Report how many lines contain "color". The answer is a single number.

[Figure record extracts]
□ □ □ □ □

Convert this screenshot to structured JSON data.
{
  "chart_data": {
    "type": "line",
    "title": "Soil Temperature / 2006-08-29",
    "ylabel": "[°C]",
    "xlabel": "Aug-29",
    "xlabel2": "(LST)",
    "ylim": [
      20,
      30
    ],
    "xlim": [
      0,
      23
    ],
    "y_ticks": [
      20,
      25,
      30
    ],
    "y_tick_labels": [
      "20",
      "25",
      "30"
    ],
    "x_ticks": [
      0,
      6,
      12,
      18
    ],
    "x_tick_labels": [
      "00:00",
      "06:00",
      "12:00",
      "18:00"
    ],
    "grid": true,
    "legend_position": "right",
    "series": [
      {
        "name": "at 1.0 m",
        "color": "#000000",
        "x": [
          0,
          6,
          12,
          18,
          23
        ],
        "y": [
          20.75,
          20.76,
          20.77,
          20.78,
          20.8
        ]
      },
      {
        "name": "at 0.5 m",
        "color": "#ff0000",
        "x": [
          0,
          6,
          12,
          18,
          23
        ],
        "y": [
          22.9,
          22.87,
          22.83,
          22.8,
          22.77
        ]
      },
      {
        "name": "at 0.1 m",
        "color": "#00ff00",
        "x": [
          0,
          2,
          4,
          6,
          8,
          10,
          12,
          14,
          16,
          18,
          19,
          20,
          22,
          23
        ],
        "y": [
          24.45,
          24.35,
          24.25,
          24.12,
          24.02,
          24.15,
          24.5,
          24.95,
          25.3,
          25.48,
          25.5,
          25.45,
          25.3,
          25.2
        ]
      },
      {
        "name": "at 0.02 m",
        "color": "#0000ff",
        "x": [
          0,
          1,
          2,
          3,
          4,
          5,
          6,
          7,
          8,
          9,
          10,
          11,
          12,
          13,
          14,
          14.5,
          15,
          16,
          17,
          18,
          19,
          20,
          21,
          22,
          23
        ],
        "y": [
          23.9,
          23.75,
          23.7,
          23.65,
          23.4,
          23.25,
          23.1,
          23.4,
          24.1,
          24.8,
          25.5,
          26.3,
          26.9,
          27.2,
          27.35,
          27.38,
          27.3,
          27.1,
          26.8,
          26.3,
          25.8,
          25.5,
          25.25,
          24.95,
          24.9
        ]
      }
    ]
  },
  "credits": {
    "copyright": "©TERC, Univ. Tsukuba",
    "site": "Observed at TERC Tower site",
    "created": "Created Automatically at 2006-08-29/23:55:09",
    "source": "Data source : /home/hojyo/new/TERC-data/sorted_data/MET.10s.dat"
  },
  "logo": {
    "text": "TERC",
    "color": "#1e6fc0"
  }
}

□ □ □ □ □

### The answer
5